GOAL: In the records that follow, show each line where the word "Before" is present.

PROVIDED RECORDS:
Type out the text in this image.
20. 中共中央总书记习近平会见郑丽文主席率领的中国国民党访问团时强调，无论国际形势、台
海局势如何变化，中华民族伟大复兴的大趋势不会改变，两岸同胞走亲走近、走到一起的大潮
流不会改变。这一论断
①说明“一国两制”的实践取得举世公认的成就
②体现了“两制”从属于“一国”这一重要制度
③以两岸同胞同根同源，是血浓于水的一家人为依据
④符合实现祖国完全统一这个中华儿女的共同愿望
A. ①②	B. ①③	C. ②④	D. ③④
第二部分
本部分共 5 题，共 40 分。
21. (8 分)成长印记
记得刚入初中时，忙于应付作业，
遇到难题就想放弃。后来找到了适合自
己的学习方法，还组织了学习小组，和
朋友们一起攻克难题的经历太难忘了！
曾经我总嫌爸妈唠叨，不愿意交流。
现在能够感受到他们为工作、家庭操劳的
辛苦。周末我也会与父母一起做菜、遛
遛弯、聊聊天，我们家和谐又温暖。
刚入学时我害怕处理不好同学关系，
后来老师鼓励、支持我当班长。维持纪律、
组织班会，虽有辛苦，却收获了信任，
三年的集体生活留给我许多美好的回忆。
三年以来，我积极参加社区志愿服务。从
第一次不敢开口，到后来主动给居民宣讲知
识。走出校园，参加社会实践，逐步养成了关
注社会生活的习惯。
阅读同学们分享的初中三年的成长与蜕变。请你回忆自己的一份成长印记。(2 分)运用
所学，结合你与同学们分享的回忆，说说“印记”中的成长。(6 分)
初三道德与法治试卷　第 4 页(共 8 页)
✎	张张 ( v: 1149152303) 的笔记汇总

--

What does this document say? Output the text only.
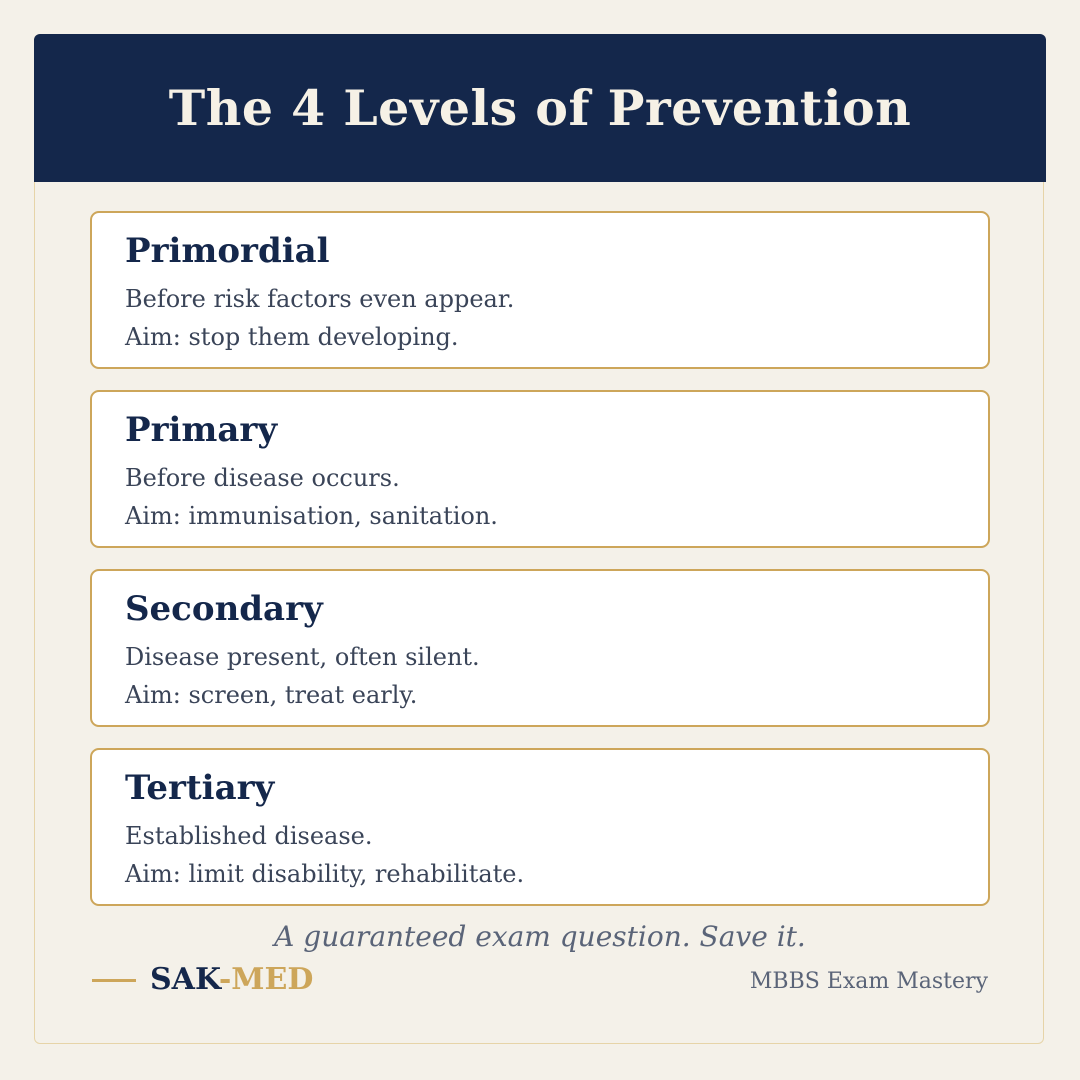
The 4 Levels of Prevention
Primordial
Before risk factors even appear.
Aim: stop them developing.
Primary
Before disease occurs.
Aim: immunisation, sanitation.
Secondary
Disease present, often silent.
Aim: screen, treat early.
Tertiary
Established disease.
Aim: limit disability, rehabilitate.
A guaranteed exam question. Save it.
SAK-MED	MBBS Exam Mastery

EXERCISE OUTPUT:
Before risk factors even appear.
Before disease occurs.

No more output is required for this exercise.